▼

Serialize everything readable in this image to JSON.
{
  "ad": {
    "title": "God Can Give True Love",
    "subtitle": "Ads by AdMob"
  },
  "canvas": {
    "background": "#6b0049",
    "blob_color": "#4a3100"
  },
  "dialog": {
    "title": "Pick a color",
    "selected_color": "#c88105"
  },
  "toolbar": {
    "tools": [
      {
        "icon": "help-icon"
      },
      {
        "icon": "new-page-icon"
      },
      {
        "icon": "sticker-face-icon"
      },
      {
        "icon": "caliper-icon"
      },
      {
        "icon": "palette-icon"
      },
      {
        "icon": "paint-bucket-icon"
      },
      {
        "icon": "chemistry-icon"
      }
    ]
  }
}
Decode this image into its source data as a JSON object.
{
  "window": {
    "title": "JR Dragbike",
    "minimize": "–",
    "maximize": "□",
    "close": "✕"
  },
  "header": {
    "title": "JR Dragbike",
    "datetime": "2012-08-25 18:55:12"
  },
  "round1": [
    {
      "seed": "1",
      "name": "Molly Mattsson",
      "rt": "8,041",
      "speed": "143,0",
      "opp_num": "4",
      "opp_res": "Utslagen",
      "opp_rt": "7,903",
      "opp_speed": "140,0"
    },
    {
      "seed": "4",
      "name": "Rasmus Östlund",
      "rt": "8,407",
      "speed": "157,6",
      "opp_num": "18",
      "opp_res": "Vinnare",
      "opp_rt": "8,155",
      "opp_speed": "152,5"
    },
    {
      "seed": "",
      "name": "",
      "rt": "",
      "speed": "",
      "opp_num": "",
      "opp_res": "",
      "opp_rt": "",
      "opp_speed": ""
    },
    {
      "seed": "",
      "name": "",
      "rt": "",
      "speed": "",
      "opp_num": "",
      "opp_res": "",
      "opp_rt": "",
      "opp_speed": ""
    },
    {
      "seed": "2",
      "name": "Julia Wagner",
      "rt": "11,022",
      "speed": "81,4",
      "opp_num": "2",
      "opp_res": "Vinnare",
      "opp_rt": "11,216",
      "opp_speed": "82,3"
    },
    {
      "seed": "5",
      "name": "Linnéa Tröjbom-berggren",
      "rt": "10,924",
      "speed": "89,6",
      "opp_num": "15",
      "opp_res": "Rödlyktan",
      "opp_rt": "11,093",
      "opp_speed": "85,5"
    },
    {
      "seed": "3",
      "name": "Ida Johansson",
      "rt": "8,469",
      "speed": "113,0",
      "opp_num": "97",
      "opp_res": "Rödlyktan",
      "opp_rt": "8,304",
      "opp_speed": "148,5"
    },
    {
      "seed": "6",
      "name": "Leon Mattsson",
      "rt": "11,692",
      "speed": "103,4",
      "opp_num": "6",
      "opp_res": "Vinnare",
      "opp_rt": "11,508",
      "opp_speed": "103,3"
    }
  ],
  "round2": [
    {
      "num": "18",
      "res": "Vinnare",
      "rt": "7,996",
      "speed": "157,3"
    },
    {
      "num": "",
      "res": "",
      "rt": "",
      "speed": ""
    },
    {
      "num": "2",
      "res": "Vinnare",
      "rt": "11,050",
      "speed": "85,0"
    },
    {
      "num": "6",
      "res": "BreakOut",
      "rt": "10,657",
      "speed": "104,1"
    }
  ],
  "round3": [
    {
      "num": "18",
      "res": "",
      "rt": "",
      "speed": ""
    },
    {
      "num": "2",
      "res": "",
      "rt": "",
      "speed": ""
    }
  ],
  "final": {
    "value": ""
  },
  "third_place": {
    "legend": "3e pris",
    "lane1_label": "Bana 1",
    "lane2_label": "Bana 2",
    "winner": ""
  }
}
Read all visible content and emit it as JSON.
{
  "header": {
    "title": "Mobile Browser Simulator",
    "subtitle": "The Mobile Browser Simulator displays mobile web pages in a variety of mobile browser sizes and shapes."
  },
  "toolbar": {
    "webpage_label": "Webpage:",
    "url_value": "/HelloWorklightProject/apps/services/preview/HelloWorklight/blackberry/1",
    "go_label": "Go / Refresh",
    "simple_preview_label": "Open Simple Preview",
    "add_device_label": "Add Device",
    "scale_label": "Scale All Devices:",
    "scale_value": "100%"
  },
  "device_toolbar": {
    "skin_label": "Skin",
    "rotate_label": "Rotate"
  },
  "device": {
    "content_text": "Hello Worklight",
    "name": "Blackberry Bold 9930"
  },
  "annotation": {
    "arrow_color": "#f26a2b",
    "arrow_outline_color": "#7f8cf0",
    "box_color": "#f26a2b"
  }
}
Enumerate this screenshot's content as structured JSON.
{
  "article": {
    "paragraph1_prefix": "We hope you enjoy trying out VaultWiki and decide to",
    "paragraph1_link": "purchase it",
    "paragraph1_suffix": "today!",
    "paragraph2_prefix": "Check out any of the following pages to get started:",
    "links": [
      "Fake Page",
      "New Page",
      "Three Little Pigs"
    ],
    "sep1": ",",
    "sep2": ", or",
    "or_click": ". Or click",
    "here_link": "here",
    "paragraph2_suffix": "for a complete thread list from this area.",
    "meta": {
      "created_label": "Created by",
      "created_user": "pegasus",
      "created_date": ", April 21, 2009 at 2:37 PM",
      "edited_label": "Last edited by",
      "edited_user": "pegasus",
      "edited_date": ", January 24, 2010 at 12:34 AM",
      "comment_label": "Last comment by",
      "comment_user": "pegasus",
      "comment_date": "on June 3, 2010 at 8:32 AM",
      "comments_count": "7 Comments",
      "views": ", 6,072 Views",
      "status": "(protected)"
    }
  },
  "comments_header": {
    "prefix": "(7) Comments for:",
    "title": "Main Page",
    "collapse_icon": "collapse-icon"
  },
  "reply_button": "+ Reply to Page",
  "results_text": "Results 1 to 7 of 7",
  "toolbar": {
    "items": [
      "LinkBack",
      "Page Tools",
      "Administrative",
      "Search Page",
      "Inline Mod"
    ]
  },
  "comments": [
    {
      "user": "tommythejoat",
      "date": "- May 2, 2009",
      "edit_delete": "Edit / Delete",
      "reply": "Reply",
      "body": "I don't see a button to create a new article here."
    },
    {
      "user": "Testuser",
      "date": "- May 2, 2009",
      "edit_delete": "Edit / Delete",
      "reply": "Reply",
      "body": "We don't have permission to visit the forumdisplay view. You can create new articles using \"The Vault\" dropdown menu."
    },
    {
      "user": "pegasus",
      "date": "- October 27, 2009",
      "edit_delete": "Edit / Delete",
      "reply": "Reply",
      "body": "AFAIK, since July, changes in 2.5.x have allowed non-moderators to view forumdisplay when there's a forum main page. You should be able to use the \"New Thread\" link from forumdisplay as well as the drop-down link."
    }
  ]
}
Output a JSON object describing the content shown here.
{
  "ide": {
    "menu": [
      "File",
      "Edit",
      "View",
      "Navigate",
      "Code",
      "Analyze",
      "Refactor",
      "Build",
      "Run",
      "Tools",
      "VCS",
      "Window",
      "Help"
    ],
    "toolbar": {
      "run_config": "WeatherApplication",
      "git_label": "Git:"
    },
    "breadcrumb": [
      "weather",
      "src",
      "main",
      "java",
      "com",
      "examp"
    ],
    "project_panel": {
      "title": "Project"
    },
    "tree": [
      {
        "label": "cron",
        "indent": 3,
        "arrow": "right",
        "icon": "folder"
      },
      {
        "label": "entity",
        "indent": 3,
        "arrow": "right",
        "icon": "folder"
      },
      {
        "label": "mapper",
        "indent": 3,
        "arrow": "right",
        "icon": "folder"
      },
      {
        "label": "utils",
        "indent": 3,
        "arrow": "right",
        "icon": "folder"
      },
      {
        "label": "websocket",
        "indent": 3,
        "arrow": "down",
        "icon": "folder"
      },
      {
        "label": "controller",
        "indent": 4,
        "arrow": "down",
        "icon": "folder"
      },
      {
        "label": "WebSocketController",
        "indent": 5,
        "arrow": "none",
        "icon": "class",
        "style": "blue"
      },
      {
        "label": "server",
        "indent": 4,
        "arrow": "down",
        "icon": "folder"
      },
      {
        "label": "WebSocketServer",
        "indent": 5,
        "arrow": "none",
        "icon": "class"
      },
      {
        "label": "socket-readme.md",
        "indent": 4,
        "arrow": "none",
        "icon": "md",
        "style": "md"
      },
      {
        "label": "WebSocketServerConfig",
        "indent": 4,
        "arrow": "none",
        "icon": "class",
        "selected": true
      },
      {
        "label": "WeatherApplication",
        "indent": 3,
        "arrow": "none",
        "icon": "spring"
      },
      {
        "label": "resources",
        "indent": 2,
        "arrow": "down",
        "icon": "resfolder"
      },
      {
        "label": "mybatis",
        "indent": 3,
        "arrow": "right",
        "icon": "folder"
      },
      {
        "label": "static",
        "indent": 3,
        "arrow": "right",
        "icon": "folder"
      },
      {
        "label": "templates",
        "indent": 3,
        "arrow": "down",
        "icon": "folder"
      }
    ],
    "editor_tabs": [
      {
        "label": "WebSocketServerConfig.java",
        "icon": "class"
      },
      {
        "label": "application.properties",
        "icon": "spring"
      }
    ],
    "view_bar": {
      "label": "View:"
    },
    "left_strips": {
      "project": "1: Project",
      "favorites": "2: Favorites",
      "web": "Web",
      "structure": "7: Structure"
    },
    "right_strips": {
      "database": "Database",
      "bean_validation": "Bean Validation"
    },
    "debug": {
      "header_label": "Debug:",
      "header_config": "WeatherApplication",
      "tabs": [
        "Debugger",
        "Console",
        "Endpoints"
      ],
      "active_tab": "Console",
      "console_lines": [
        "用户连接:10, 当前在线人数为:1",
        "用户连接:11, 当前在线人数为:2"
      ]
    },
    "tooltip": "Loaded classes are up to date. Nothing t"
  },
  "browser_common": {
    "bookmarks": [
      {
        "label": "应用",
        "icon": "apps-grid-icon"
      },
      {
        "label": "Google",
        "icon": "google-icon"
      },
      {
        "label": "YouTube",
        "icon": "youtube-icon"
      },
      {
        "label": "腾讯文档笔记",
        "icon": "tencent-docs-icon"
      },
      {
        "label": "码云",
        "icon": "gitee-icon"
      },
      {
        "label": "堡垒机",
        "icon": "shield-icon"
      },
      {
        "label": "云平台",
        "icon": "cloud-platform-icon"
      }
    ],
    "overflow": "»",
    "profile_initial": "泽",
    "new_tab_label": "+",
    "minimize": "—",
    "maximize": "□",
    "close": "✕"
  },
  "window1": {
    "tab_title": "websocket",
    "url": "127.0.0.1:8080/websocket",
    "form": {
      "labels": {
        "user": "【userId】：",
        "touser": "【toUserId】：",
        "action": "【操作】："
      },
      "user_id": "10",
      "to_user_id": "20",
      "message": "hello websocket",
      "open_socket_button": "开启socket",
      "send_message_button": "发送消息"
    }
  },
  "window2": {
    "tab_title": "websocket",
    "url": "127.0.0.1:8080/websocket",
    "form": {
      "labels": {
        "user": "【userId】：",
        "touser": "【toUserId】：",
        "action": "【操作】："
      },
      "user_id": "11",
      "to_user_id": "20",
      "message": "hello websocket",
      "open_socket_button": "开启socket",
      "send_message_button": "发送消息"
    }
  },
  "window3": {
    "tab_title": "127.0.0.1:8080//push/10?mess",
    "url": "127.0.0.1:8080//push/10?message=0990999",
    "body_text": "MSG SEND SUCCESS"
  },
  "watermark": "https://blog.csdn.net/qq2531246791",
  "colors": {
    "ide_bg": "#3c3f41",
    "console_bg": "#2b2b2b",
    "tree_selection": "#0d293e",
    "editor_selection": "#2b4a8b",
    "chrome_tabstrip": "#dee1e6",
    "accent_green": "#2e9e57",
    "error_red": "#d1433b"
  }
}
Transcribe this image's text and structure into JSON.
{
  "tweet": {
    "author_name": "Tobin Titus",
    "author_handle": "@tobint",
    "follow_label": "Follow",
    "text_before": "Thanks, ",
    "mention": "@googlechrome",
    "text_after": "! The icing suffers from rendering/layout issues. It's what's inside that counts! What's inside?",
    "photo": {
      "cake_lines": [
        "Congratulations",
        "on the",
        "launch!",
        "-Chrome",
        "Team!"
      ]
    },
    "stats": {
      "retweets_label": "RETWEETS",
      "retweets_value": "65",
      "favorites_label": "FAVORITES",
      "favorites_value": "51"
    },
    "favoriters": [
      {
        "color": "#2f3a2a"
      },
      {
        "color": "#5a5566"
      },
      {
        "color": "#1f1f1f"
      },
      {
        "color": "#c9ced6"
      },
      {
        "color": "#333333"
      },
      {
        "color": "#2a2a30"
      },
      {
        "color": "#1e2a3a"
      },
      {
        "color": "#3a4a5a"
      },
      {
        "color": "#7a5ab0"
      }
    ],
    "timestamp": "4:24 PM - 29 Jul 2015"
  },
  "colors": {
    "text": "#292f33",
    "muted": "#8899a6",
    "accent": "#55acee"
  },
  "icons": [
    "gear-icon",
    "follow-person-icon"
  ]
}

▲

» Work required:
Choose all lines containing the string "JSON" and copy them out.

» Answer to the exercise:
Serialize everything readable in this image to JSON.
Decode this image into its source data as a JSON object.
Read all visible content and emit it as JSON.
Enumerate this screenshot's content as structured JSON.
Output a JSON object describing the content shown here.
Transcribe this image's text and structure into JSON.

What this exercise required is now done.